From the records below, copy every line that contains the word "piControl".

[Stored records]
Begin

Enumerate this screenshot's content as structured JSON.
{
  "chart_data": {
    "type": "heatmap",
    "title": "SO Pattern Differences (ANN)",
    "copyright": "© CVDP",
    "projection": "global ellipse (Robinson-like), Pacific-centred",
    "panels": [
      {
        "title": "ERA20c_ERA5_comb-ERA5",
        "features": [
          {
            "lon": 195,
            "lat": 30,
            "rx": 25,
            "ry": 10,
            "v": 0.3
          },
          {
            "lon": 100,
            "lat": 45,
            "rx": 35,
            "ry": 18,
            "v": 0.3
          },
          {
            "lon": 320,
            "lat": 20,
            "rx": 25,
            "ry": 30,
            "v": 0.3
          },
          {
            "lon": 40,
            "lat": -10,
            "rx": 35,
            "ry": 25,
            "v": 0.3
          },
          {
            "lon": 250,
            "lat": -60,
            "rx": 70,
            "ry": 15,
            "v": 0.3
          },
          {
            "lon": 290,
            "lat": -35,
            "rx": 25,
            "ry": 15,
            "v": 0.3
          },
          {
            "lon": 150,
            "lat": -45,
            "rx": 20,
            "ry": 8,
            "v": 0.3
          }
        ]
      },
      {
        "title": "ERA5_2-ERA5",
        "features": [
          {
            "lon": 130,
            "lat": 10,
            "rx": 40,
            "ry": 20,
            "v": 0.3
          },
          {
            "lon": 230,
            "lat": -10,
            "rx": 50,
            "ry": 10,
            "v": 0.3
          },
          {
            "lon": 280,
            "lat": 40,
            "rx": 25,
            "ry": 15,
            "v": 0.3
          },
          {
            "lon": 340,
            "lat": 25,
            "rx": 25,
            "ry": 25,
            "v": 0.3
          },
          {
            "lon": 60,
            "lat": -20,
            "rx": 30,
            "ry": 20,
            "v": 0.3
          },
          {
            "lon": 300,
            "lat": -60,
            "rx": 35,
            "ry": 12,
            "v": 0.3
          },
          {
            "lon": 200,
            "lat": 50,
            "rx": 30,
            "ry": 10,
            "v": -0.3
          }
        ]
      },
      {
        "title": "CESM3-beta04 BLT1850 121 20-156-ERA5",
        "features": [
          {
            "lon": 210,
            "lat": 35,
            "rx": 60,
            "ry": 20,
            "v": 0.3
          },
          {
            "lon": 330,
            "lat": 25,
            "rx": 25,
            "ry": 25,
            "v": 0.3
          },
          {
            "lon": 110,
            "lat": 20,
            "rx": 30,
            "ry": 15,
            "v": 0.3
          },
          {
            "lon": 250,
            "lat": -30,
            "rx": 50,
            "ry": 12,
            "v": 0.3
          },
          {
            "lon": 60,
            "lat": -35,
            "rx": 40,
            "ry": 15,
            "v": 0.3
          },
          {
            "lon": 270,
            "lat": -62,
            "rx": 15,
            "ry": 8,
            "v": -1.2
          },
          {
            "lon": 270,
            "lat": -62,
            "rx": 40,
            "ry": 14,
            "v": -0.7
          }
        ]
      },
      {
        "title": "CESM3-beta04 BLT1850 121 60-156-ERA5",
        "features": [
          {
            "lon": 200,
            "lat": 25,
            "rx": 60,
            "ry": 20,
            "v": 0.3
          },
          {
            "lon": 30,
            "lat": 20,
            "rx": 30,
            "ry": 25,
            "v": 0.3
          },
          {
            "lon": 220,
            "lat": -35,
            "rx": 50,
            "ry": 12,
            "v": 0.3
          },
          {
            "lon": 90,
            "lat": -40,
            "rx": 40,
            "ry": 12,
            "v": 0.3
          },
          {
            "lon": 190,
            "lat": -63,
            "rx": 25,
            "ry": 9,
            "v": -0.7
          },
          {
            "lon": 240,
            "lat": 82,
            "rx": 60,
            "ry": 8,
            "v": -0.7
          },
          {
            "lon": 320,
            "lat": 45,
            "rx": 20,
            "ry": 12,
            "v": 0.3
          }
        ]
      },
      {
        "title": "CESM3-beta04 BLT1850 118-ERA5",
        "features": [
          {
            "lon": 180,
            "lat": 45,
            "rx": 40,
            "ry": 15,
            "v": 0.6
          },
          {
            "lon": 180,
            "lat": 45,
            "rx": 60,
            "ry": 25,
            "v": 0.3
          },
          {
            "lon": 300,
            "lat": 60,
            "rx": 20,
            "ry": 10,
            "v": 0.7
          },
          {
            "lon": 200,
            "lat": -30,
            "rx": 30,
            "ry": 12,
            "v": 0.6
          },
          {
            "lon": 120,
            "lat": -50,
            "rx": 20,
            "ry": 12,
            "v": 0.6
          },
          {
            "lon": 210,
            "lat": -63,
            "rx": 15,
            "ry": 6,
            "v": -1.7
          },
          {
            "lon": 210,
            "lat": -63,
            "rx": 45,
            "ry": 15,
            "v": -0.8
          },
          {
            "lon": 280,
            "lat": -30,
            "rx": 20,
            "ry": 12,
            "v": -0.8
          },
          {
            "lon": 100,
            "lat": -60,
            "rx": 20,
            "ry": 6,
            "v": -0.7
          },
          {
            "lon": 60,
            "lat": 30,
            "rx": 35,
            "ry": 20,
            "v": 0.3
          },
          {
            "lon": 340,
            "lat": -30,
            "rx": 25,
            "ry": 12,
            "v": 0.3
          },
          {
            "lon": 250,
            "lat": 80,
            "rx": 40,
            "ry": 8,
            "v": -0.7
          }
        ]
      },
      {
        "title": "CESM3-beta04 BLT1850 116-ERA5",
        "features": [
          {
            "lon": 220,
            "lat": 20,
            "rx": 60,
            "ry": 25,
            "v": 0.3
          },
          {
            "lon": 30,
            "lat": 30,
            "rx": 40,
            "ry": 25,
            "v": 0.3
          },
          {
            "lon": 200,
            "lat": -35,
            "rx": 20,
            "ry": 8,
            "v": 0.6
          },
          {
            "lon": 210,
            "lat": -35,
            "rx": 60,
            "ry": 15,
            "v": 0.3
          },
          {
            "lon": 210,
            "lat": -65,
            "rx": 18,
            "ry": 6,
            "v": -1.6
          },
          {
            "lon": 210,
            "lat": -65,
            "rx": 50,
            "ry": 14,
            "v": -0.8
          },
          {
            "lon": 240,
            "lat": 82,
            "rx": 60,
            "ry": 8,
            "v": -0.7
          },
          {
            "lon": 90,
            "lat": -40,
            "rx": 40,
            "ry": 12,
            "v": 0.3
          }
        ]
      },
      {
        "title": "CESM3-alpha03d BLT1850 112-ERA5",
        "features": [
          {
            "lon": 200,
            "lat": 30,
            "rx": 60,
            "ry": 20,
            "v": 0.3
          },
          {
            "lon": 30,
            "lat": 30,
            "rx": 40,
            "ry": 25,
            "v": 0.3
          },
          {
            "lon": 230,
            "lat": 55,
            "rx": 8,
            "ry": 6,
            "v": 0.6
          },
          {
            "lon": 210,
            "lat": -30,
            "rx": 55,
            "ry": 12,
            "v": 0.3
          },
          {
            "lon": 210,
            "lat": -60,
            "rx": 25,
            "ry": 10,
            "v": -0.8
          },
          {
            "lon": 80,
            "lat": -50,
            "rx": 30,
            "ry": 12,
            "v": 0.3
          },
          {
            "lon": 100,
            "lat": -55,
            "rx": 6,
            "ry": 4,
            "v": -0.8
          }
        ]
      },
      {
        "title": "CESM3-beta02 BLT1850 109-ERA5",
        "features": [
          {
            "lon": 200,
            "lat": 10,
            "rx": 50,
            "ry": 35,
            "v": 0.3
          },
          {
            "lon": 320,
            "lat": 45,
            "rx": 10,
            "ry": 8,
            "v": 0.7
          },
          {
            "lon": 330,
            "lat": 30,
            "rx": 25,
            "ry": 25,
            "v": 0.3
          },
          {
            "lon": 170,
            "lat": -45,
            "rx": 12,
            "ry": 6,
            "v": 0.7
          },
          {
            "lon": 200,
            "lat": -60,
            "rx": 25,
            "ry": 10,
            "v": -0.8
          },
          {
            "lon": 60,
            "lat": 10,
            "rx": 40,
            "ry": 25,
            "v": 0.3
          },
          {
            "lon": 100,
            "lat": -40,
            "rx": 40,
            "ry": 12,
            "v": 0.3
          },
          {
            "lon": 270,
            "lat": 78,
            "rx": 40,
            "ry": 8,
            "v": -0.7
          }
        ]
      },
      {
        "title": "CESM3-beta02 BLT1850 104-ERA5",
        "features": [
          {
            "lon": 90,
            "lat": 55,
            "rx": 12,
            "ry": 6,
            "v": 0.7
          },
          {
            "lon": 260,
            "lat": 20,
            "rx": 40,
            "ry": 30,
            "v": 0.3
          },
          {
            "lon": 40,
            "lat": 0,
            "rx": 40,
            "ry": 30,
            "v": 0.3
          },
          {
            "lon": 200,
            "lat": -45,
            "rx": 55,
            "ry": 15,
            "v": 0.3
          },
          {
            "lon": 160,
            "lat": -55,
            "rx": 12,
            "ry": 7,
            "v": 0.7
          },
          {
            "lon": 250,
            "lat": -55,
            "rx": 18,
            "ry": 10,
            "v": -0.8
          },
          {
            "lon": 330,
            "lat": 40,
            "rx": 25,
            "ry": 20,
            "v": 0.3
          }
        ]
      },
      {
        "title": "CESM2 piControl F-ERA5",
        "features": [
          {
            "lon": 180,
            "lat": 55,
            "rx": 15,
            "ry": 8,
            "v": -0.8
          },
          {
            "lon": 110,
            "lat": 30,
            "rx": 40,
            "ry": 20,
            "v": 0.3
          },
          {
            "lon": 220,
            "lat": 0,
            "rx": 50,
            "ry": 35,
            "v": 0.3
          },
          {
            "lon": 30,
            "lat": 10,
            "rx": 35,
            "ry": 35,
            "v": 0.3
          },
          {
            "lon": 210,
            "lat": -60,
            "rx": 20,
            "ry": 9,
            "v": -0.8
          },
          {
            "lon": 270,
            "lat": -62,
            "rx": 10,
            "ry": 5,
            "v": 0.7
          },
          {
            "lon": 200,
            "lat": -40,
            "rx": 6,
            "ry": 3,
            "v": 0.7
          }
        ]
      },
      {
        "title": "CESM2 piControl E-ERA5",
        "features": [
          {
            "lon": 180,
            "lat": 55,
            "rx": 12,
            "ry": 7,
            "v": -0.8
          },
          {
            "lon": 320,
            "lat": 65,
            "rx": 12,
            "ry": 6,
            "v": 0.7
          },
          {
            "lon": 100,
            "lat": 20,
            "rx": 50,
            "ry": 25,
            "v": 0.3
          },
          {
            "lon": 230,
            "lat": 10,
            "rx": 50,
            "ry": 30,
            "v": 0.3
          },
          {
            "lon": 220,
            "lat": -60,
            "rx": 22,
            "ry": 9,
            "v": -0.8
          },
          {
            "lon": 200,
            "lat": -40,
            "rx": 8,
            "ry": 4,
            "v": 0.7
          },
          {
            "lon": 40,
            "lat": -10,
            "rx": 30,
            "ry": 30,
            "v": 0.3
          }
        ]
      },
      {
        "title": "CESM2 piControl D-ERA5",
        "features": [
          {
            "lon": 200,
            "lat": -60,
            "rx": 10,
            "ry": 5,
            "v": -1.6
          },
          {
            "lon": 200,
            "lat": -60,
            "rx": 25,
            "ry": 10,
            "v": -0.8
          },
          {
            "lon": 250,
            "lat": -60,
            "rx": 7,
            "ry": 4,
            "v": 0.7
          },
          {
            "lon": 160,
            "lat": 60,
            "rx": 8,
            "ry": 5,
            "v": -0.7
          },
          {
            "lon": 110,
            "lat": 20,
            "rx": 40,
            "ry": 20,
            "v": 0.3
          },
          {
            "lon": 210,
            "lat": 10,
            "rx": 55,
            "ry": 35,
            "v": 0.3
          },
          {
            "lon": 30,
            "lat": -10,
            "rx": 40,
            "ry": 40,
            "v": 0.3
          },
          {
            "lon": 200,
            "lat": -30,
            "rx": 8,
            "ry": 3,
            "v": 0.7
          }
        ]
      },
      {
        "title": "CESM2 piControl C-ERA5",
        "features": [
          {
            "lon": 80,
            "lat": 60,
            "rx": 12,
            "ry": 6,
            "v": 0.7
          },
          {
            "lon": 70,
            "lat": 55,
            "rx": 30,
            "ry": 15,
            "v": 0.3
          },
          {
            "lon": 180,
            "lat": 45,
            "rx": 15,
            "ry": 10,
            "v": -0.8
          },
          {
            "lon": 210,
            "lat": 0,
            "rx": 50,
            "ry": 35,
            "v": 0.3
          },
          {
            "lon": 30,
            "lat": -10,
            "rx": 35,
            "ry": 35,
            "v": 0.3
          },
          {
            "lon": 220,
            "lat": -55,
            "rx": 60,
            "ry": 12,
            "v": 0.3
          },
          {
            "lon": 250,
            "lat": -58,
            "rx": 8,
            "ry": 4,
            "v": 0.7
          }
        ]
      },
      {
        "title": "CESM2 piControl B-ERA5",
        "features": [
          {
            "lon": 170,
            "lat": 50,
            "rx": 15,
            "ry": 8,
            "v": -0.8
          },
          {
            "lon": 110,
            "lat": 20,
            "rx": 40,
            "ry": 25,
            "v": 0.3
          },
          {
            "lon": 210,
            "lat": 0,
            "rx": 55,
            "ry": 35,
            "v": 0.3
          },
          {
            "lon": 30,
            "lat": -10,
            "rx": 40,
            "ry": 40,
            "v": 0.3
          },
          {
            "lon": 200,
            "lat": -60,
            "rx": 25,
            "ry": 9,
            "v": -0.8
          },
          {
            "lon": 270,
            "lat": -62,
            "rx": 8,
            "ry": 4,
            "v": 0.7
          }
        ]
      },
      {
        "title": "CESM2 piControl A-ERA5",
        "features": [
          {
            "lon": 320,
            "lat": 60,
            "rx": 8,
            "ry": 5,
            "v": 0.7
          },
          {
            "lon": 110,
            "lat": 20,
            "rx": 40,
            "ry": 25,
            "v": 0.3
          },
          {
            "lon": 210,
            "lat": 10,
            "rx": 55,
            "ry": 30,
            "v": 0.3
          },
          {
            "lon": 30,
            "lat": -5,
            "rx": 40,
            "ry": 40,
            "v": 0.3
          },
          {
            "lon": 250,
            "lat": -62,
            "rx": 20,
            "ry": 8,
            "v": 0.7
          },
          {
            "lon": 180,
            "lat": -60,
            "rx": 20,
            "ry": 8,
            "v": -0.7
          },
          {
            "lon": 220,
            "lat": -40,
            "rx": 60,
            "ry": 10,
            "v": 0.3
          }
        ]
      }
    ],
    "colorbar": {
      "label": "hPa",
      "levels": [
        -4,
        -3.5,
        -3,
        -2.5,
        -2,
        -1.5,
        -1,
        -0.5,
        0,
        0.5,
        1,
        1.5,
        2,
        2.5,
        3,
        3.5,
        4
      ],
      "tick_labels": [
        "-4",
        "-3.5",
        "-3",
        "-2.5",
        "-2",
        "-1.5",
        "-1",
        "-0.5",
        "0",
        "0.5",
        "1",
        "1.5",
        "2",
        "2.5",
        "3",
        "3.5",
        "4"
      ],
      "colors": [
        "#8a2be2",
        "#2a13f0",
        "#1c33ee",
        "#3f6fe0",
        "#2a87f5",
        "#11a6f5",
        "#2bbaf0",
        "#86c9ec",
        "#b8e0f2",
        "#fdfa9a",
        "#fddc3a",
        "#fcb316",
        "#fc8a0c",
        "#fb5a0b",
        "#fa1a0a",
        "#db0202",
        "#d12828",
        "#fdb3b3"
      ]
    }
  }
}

End

> **Result for this task**
        "title": "CESM2 piControl F-ERA5",
        "title": "CESM2 piControl E-ERA5",
        "title": "CESM2 piControl D-ERA5",
        "title": "CESM2 piControl C-ERA5",
        "title": "CESM2 piControl B-ERA5",
        "title": "CESM2 piControl A-ERA5",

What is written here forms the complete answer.